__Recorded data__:
------------------------------------------------------------------------
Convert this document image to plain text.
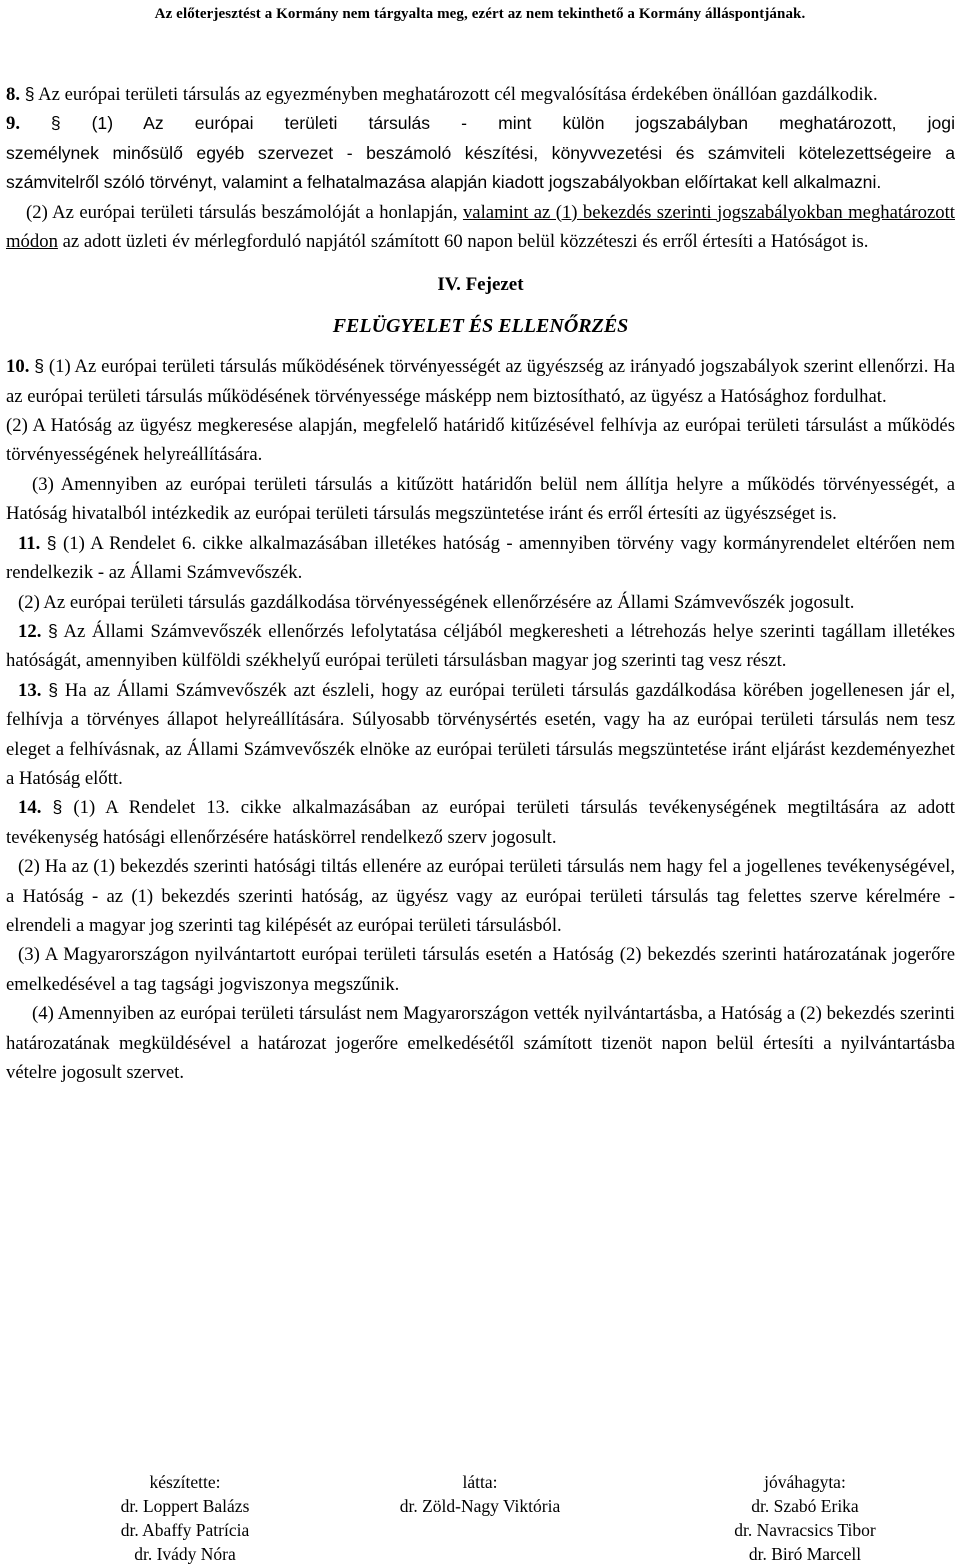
Az előterjesztést a Kormány nem tárgyalta meg, ezért az nem tekinthető a Kormány álláspontjának.

8. § Az európai területi társulás az egyezményben meghatározott cél megvalósítása érdekében önállóan gazdálkodik.

9. § (1) Az európai területi társulás - mint külön jogszabályban meghatározott, jogi

személynek minősülő egyéb szervezet - beszámoló készítési, könyvvezetési és számviteli kötelezettségeire a számvitelről szóló törvényt, valamint a felhatalmazása alapján kiadott jogszabályokban előírtakat kell alkalmazni.

(2) Az európai területi társulás beszámolóját a honlapján, valamint az (1) bekezdés szerinti jogszabályokban meghatározott módon az adott üzleti év mérlegforduló napjától számított 60 napon belül közzéteszi és erről értesíti a Hatóságot is.

IV. Fejezet
FELÜGYELET ÉS ELLENŐRZÉS

10. § (1) Az európai területi társulás működésének törvényességét az ügyészség az irányadó jogszabályok szerint ellenőrzi. Ha az európai területi társulás működésének törvényessége másképp nem biztosítható, az ügyész a Hatósághoz fordulhat.

(2) A Hatóság az ügyész megkeresése alapján, megfelelő határidő kitűzésével felhívja az európai területi társulást a működés törvényességének helyreállítására.

(3) Amennyiben az európai területi társulás a kitűzött határidőn belül nem állítja helyre a működés törvényességét, a Hatóság hivatalból intézkedik az európai területi társulás megszüntetése iránt és erről értesíti az ügyészséget is.

11. § (1) A Rendelet 6. cikke alkalmazásában illetékes hatóság - amennyiben törvény vagy kormányrendelet eltérően nem rendelkezik - az Állami Számvevőszék.

(2) Az európai területi társulás gazdálkodása törvényességének ellenőrzésére az Állami Számvevőszék jogosult.

12. § Az Állami Számvevőszék ellenőrzés lefolytatása céljából megkeresheti a létrehozás helye szerinti tagállam illetékes hatóságát, amennyiben külföldi székhelyű európai területi társulásban magyar jog szerinti tag vesz részt.

13. § Ha az Állami Számvevőszék azt észleli, hogy az európai területi társulás gazdálkodása körében jogellenesen jár el, felhívja a törvényes állapot helyreállítására. Súlyosabb törvénysértés esetén, vagy ha az európai területi társulás nem tesz eleget a felhívásnak, az Állami Számvevőszék elnöke az európai területi társulás megszüntetése iránt eljárást kezdeményezhet a Hatóság előtt.

14. § (1) A Rendelet 13. cikke alkalmazásában az európai területi társulás tevékenységének megtiltására az adott tevékenység hatósági ellenőrzésére hatáskörrel rendelkező szerv jogosult.

(2) Ha az (1) bekezdés szerinti hatósági tiltás ellenére az európai területi társulás nem hagy fel a jogellenes tevékenységével, a Hatóság - az (1) bekezdés szerinti hatóság, az ügyész vagy az európai területi társulás tag felettes szerve kérelmére - elrendeli a magyar jog szerinti tag kilépését az európai területi társulásból.

(3) A Magyarországon nyilvántartott európai területi társulás esetén a Hatóság (2) bekezdés szerinti határozatának jogerőre emelkedésével a tag tagsági jogviszonya megszűnik.

(4) Amennyiben az európai területi társulást nem Magyarországon vették nyilvántartásba, a Hatóság a (2) bekezdés szerinti határozatának megküldésével a határozat jogerőre emelkedésétől számított tizenöt napon belül értesíti a nyilvántartásba vételre jogosult szervet.

készítette:
dr. Loppert Balázs
dr. Abaffy Patrícia
dr. Ivády Nóra
látta:
dr. Zöld-Nagy Viktória
jóváhagyta:
dr. Szabó Erika
dr. Navracsics Tibor
dr. Biró Marcell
------------------------------------------------------------------------
__GIVEN REQUEST__: Go through the data above and transcribe it in full, omitting any image.

__REPLY__:
Convert this document image to plain text.
Az előterjesztést a Kormány nem tárgyalta meg, ezért az nem tekinthető a Kormány álláspontjának.

8. § Az európai területi társulás az egyezményben meghatározott cél megvalósítása érdekében önállóan gazdálkodik.

9. § (1) Az európai területi társulás - mint külön jogszabályban meghatározott, jogi

személynek minősülő egyéb szervezet - beszámoló készítési, könyvvezetési és számviteli kötelezettségeire a számvitelről szóló törvényt, valamint a felhatalmazása alapján kiadott jogszabályokban előírtakat kell alkalmazni.

(2) Az európai területi társulás beszámolóját a honlapján, valamint az (1) bekezdés szerinti jogszabályokban meghatározott módon az adott üzleti év mérlegforduló napjától számított 60 napon belül közzéteszi és erről értesíti a Hatóságot is.

IV. Fejezet
FELÜGYELET ÉS ELLENŐRZÉS

10. § (1) Az európai területi társulás működésének törvényességét az ügyészség az irányadó jogszabályok szerint ellenőrzi. Ha az európai területi társulás működésének törvényessége másképp nem biztosítható, az ügyész a Hatósághoz fordulhat.

(2) A Hatóság az ügyész megkeresése alapján, megfelelő határidő kitűzésével felhívja az európai területi társulást a működés törvényességének helyreállítására.

(3) Amennyiben az európai területi társulás a kitűzött határidőn belül nem állítja helyre a működés törvényességét, a Hatóság hivatalból intézkedik az európai területi társulás megszüntetése iránt és erről értesíti az ügyészséget is.

11. § (1) A Rendelet 6. cikke alkalmazásában illetékes hatóság - amennyiben törvény vagy kormányrendelet eltérően nem rendelkezik - az Állami Számvevőszék.

(2) Az európai területi társulás gazdálkodása törvényességének ellenőrzésére az Állami Számvevőszék jogosult.

12. § Az Állami Számvevőszék ellenőrzés lefolytatása céljából megkeresheti a létrehozás helye szerinti tagállam illetékes hatóságát, amennyiben külföldi székhelyű európai területi társulásban magyar jog szerinti tag vesz részt.

13. § Ha az Állami Számvevőszék azt észleli, hogy az európai területi társulás gazdálkodása körében jogellenesen jár el, felhívja a törvényes állapot helyreállítására. Súlyosabb törvénysértés esetén, vagy ha az európai területi társulás nem tesz eleget a felhívásnak, az Állami Számvevőszék elnöke az európai területi társulás megszüntetése iránt eljárást kezdeményezhet a Hatóság előtt.

14. § (1) A Rendelet 13. cikke alkalmazásában az európai területi társulás tevékenységének megtiltására az adott tevékenység hatósági ellenőrzésére hatáskörrel rendelkező szerv jogosult.

(2) Ha az (1) bekezdés szerinti hatósági tiltás ellenére az európai területi társulás nem hagy fel a jogellenes tevékenységével, a Hatóság - az (1) bekezdés szerinti hatóság, az ügyész vagy az európai területi társulás tag felettes szerve kérelmére - elrendeli a magyar jog szerinti tag kilépését az európai területi társulásból.

(3) A Magyarországon nyilvántartott európai területi társulás esetén a Hatóság (2) bekezdés szerinti határozatának jogerőre emelkedésével a tag tagsági jogviszonya megszűnik.

(4) Amennyiben az európai területi társulást nem Magyarországon vették nyilvántartásba, a Hatóság a (2) bekezdés szerinti határozatának megküldésével a határozat jogerőre emelkedésétől számított tizenöt napon belül értesíti a nyilvántartásba vételre jogosult szervet.

készítette:
dr. Loppert Balázs
dr. Abaffy Patrícia
dr. Ivády Nóra
látta:
dr. Zöld-Nagy Viktória
jóváhagyta:
dr. Szabó Erika
dr. Navracsics Tibor
dr. Biró Marcell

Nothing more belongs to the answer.